▸ Written instruction
Rewrite the lines of the records as a numbered list, starting at the first line and ending at the line that contains "- status-bar: HD", with blank lines left out.

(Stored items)
------------

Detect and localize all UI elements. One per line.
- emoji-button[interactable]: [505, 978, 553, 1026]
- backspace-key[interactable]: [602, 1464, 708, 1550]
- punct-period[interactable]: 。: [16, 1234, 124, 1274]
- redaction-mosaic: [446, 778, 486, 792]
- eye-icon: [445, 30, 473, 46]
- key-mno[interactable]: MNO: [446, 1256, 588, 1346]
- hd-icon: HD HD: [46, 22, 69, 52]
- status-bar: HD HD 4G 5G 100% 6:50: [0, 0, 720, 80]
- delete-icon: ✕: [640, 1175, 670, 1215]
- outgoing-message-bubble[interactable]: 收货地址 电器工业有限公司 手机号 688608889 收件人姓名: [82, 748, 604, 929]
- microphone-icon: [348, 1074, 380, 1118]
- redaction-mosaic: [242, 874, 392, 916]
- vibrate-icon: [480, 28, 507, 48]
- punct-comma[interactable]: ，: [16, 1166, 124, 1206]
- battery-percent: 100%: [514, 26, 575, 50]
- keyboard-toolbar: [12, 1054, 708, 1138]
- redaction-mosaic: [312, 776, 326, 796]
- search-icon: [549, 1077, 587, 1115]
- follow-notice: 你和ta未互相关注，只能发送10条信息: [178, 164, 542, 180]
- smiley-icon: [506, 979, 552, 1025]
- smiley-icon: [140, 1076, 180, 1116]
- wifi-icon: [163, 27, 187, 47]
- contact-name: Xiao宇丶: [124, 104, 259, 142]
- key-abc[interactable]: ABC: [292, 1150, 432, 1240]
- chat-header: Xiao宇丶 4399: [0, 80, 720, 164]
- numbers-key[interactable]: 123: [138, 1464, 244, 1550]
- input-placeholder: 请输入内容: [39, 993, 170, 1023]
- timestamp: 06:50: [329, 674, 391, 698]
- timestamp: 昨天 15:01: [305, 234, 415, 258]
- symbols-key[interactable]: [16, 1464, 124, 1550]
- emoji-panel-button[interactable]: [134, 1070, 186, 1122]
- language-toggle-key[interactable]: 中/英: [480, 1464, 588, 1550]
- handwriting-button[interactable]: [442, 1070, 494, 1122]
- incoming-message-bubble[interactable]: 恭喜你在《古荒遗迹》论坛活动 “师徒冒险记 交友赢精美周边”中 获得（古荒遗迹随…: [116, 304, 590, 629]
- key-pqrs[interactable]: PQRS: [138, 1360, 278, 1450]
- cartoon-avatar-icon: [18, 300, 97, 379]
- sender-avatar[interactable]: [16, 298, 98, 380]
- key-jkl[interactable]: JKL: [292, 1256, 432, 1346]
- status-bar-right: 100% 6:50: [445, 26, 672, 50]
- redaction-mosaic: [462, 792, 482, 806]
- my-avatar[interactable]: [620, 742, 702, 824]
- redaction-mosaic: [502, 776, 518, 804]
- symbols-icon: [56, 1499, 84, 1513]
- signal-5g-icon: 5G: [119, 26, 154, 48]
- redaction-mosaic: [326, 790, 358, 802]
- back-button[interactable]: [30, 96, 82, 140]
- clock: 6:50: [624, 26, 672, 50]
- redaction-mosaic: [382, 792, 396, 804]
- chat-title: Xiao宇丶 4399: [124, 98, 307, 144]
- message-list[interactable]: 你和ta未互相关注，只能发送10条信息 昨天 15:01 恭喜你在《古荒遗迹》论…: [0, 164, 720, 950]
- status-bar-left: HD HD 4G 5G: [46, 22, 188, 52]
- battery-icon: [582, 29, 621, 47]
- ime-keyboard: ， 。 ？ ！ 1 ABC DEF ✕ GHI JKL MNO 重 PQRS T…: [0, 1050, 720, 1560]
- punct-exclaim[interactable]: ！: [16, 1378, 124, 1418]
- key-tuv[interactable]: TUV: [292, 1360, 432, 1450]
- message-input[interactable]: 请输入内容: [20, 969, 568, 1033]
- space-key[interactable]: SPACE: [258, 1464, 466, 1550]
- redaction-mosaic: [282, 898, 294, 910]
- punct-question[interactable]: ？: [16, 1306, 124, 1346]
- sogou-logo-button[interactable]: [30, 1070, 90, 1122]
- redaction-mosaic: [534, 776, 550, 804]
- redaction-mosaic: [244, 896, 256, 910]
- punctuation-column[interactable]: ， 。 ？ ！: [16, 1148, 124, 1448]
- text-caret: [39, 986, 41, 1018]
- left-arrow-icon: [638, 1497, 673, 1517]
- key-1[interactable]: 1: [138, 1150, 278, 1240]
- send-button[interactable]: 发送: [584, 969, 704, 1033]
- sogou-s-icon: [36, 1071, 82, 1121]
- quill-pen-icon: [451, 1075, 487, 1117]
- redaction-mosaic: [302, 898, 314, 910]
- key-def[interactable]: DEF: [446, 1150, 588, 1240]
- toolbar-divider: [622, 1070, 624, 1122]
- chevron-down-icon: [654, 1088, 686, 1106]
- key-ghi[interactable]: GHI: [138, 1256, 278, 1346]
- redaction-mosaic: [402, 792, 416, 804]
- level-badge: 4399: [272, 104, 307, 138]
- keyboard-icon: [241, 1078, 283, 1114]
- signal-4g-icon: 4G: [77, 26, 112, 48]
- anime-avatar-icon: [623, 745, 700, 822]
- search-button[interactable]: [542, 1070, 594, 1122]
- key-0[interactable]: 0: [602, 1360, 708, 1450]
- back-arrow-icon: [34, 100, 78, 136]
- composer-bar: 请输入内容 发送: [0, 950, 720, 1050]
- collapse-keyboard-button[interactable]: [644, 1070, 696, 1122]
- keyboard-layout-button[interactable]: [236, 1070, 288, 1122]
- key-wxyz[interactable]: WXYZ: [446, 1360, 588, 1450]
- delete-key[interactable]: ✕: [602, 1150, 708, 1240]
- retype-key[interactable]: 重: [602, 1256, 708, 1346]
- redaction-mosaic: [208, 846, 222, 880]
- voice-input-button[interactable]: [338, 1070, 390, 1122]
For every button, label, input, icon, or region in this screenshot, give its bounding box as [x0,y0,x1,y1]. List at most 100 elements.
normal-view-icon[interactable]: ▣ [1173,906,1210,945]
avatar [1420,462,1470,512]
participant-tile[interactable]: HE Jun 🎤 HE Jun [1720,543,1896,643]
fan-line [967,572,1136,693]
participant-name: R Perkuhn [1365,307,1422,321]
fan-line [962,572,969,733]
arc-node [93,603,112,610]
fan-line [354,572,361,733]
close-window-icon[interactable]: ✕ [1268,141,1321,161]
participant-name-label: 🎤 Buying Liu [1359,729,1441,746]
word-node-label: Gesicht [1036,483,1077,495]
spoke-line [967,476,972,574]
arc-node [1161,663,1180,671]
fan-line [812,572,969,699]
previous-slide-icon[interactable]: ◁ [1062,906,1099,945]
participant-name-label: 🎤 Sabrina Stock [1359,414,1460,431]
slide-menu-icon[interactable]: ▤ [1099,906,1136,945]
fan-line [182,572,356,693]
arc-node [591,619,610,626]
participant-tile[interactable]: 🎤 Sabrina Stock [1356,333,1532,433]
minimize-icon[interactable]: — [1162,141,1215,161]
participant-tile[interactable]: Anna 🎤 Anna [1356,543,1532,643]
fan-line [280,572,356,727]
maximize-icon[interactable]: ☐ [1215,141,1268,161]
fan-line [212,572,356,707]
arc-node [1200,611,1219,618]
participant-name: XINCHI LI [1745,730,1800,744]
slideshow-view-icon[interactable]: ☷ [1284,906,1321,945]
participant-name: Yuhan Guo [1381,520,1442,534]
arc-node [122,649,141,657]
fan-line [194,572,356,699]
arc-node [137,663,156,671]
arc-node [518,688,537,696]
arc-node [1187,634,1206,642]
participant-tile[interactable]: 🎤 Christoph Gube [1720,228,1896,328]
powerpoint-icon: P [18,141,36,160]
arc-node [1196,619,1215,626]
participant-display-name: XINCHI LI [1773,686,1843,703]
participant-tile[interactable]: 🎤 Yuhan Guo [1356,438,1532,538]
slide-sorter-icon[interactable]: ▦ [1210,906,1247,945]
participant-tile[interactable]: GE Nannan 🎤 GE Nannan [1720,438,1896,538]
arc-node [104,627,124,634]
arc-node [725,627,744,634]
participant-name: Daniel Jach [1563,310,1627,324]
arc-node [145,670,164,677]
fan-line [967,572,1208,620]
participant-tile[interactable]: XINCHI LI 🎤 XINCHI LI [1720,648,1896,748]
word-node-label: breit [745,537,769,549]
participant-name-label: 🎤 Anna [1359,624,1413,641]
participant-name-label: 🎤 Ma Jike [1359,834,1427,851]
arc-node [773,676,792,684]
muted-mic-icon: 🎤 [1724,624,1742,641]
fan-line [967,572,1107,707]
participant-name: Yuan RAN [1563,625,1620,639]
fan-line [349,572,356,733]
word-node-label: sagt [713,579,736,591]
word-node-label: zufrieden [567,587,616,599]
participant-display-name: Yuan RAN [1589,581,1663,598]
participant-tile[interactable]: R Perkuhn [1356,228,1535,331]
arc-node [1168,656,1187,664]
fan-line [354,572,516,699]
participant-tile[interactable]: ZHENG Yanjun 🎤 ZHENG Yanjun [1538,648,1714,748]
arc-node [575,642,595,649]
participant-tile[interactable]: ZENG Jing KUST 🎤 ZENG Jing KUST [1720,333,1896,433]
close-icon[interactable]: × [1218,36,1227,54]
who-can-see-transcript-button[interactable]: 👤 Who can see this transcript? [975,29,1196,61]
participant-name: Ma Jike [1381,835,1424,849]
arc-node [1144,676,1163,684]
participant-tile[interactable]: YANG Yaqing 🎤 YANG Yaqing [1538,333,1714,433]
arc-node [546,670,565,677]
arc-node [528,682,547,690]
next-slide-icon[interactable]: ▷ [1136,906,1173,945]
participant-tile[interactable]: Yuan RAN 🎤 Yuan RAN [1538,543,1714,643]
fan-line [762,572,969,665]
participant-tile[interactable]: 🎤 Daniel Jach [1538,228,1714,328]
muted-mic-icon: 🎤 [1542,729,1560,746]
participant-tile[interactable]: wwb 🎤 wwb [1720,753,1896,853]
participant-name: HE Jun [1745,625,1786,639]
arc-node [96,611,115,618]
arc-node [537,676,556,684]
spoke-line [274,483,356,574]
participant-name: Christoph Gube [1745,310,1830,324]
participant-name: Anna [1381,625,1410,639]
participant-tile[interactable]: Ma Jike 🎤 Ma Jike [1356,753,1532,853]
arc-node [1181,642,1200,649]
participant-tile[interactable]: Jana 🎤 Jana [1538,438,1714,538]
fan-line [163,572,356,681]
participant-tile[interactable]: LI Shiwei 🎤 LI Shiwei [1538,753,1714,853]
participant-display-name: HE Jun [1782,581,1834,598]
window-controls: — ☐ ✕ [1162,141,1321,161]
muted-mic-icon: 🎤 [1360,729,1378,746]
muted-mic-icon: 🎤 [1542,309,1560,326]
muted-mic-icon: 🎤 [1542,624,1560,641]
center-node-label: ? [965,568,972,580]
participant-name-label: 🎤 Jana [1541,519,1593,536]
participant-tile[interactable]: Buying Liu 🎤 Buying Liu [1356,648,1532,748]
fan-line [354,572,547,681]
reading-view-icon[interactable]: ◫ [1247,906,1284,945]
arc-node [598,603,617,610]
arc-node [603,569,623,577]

------------

▸ Worked answer
1. Detect and localize all UI elements. One per line.
2. - emoji-button[interactable]: [505, 978, 553, 1026]
3. - backspace-key[interactable]: [602, 1464, 708, 1550]
4. - punct-period[interactable]: 。: [16, 1234, 124, 1274]
5. - redaction-mosaic: [446, 778, 486, 792]
6. - eye-icon: [445, 30, 473, 46]
7. - key-mno[interactable]: MNO: [446, 1256, 588, 1346]
8. - hd-icon: HD HD: [46, 22, 69, 52]
9. - status-bar: HD HD 4G 5G 100% 6:50: [0, 0, 720, 80]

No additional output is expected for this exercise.